▸ **AIM**
All of the material below is to be retyped exactly.

▸ **RECORD SET**

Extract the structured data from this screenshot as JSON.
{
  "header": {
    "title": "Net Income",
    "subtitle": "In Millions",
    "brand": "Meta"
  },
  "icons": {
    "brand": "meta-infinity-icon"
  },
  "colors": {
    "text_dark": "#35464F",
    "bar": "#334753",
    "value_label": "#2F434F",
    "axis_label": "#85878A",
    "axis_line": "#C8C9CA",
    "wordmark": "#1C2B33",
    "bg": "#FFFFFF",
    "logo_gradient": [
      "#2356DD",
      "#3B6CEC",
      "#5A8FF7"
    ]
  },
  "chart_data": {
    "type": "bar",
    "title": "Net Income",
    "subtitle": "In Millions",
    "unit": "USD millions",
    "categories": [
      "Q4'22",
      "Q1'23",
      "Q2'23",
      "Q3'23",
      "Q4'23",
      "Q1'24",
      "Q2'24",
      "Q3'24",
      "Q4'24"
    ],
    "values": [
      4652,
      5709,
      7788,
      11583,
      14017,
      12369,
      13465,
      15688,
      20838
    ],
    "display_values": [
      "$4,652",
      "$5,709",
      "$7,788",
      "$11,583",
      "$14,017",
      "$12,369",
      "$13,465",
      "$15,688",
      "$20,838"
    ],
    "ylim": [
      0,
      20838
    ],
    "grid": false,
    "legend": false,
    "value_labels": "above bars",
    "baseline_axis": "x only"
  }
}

▸ **PROBLEM SOLUTION**
Extract the structured data from this screenshot as JSON.
{
  "header": {
    "title": "Net Income",
    "subtitle": "In Millions",
    "brand": "Meta"
  },
  "icons": {
    "brand": "meta-infinity-icon"
  },
  "colors": {
    "text_dark": "#35464F",
    "bar": "#334753",
    "value_label": "#2F434F",
    "axis_label": "#85878A",
    "axis_line": "#C8C9CA",
    "wordmark": "#1C2B33",
    "bg": "#FFFFFF",
    "logo_gradient": [
      "#2356DD",
      "#3B6CEC",
      "#5A8FF7"
    ]
  },
  "chart_data": {
    "type": "bar",
    "title": "Net Income",
    "subtitle": "In Millions",
    "unit": "USD millions",
    "categories": [
      "Q4'22",
      "Q1'23",
      "Q2'23",
      "Q3'23",
      "Q4'23",
      "Q1'24",
      "Q2'24",
      "Q3'24",
      "Q4'24"
    ],
    "values": [
      4652,
      5709,
      7788,
      11583,
      14017,
      12369,
      13465,
      15688,
      20838
    ],
    "display_values": [
      "$4,652",
      "$5,709",
      "$7,788",
      "$11,583",
      "$14,017",
      "$12,369",
      "$13,465",
      "$15,688",
      "$20,838"
    ],
    "ylim": [
      0,
      20838
    ],
    "grid": false,
    "legend": false,
    "value_labels": "above bars",
    "baseline_axis": "x only"
  }
}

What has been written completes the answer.